[Begin]

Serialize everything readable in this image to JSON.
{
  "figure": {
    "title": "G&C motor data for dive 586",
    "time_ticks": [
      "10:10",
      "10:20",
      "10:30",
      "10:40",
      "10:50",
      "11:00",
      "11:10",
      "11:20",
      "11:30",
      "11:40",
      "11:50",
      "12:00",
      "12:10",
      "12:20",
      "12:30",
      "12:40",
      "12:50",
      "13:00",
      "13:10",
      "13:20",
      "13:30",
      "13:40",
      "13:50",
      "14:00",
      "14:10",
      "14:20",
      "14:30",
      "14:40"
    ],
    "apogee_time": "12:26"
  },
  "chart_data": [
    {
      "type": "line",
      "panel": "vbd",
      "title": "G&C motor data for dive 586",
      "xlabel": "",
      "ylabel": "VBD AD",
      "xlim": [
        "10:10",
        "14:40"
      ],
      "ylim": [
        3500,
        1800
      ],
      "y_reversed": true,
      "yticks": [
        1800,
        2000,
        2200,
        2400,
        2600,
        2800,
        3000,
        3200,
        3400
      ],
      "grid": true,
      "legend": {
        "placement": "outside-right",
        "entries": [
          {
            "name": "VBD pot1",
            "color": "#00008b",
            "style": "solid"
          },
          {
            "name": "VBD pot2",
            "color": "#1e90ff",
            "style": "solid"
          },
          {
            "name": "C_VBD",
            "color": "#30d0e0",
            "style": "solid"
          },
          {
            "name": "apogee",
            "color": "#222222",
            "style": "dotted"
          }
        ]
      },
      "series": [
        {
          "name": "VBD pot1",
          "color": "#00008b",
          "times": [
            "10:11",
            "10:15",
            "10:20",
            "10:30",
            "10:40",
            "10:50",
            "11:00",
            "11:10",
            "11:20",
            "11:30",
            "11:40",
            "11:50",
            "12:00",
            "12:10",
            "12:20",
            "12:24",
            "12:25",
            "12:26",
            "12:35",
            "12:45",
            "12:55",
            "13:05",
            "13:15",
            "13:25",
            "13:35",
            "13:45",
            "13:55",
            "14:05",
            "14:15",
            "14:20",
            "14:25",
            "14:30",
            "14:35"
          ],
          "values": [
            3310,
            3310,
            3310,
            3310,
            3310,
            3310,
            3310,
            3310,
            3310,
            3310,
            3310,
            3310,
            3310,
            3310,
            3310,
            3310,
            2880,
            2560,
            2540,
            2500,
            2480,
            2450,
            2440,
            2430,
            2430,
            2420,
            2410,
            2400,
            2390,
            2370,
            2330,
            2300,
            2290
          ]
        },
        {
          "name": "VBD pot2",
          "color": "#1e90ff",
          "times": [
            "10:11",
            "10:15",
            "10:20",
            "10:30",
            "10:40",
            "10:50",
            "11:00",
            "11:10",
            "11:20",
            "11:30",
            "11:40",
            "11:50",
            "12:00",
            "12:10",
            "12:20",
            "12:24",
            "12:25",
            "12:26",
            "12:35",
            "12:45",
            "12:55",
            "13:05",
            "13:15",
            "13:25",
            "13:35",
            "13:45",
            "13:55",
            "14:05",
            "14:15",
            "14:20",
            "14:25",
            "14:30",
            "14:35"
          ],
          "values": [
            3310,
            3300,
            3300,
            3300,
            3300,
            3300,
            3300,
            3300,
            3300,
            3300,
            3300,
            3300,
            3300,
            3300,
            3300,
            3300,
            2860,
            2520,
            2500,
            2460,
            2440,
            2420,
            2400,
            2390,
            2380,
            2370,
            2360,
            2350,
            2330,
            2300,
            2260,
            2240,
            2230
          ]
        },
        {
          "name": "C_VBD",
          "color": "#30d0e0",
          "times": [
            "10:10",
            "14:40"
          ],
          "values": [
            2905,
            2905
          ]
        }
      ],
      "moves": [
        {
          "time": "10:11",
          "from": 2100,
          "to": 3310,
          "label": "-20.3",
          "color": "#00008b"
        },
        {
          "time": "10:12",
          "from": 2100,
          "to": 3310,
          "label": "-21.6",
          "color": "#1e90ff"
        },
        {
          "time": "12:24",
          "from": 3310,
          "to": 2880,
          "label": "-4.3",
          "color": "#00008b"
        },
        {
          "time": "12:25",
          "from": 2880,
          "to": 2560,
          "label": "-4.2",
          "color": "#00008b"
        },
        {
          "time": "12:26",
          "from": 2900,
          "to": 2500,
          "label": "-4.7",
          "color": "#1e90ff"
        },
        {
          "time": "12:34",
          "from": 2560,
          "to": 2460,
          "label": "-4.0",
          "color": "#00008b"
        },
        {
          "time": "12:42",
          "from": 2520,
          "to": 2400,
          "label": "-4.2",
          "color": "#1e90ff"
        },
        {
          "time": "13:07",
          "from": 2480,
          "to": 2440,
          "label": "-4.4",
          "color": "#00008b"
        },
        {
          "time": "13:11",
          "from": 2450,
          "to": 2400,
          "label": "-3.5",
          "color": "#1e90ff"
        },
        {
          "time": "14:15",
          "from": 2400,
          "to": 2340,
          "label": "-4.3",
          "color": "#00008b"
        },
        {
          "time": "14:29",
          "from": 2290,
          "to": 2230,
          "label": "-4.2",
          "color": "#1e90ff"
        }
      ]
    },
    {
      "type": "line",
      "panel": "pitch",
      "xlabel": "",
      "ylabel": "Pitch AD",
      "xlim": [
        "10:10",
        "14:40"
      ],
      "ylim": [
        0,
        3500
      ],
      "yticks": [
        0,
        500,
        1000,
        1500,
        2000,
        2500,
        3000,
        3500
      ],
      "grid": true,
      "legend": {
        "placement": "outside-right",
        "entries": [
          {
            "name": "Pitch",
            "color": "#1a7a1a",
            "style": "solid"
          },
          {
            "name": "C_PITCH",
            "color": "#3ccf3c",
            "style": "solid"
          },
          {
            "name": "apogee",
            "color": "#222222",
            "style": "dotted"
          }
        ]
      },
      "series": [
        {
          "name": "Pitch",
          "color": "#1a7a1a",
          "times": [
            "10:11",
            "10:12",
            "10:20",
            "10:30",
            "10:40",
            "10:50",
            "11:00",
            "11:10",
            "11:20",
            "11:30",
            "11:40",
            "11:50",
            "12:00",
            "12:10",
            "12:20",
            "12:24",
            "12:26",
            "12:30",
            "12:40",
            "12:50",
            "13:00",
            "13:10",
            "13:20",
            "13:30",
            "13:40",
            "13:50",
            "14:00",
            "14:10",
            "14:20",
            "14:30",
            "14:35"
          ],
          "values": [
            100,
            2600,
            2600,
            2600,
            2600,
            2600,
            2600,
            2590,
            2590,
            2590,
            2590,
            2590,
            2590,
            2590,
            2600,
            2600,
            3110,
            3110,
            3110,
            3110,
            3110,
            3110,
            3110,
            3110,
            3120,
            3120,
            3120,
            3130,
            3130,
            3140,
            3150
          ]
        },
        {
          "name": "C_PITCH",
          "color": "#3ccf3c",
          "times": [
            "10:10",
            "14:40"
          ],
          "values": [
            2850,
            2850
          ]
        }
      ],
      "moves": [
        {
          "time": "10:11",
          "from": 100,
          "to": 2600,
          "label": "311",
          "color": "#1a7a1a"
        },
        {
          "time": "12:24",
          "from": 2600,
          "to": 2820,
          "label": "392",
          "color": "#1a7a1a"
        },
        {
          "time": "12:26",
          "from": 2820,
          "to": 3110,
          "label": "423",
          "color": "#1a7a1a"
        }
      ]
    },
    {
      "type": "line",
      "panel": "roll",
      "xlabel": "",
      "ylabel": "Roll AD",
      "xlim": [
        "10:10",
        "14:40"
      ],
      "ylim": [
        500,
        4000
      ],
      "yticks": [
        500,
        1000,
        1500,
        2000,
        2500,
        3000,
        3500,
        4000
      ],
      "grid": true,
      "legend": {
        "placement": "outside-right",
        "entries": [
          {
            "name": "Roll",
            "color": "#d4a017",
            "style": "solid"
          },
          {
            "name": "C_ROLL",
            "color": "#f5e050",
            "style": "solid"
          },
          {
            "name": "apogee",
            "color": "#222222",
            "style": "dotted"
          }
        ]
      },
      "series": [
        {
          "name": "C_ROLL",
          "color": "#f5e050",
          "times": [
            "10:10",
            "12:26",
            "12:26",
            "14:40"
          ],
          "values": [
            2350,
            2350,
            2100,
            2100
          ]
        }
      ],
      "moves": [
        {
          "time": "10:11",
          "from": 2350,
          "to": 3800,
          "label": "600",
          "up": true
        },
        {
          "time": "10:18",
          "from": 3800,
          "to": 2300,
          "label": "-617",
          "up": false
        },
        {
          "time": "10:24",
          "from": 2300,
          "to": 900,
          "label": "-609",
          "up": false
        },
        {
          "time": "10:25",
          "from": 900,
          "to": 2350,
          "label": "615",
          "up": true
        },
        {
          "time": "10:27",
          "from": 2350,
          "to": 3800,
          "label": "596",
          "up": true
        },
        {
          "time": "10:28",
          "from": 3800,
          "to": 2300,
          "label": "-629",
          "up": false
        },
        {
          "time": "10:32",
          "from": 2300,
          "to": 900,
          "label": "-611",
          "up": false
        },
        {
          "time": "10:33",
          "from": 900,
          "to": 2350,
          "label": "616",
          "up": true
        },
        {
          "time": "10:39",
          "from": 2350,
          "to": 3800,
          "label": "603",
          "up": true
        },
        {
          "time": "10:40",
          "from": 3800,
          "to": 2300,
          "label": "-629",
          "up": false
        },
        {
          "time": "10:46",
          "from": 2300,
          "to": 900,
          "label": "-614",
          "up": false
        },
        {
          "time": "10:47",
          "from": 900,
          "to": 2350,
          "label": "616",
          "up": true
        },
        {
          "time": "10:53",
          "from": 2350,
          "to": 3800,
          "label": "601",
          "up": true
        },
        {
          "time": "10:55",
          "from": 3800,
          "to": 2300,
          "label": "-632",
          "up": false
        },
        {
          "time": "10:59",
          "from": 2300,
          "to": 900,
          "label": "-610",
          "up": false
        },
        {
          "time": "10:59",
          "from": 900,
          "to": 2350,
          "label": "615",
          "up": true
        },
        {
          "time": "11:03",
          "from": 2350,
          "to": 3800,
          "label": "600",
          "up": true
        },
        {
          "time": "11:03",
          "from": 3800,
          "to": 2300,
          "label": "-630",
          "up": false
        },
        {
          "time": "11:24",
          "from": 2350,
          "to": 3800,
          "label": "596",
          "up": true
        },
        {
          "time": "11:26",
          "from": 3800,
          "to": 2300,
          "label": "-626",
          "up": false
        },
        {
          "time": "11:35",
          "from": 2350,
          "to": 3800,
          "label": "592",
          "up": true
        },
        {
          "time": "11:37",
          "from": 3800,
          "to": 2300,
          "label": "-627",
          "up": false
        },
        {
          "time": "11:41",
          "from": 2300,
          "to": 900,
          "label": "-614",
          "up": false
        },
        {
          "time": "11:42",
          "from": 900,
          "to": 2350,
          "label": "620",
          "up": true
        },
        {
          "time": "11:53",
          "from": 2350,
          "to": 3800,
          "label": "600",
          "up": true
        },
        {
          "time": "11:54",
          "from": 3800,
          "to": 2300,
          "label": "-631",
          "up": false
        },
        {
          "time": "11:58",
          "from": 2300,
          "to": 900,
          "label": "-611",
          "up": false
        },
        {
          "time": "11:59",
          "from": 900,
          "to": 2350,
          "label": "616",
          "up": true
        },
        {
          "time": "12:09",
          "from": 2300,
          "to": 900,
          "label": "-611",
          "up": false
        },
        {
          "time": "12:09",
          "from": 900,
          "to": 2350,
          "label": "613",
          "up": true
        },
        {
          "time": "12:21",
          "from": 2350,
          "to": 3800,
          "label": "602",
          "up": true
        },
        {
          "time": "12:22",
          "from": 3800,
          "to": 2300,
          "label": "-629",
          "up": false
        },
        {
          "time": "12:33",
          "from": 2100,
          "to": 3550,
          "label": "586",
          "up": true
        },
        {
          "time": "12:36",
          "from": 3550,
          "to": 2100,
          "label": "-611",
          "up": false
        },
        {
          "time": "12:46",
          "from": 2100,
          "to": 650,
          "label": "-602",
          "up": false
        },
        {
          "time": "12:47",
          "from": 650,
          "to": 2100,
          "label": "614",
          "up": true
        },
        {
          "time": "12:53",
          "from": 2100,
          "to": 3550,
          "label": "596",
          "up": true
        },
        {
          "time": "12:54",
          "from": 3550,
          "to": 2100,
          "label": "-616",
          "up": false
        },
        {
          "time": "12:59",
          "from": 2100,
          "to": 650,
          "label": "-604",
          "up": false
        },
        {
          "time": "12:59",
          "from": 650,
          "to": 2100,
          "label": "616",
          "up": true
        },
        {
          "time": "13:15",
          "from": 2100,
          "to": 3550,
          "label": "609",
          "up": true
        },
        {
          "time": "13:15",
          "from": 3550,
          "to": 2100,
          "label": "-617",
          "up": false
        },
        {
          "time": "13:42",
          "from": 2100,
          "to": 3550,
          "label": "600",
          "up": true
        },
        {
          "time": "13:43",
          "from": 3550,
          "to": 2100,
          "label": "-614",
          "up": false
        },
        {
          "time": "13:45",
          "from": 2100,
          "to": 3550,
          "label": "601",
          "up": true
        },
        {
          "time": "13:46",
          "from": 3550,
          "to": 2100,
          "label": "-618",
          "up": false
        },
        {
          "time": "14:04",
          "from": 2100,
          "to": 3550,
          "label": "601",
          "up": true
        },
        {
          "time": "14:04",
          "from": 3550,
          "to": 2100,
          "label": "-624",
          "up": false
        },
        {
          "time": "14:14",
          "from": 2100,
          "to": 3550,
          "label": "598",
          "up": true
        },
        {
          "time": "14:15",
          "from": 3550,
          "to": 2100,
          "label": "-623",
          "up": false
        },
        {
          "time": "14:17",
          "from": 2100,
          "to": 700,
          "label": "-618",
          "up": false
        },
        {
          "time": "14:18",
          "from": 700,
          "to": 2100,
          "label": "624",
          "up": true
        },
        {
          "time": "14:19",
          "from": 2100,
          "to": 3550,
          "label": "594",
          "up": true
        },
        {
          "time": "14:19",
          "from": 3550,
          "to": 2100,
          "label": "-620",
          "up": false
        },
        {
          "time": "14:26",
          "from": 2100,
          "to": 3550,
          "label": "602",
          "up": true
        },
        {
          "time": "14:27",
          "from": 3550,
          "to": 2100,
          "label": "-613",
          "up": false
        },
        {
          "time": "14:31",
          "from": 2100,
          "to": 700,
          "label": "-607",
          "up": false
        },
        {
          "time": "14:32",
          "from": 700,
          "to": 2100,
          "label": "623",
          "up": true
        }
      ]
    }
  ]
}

[End]

→ **Short task**
Extract each line from the entries above that contains the string "ylabel".

→ **Expected output**
      "ylabel": "VBD AD",
      "ylabel": "Pitch AD",
      "ylabel": "Roll AD",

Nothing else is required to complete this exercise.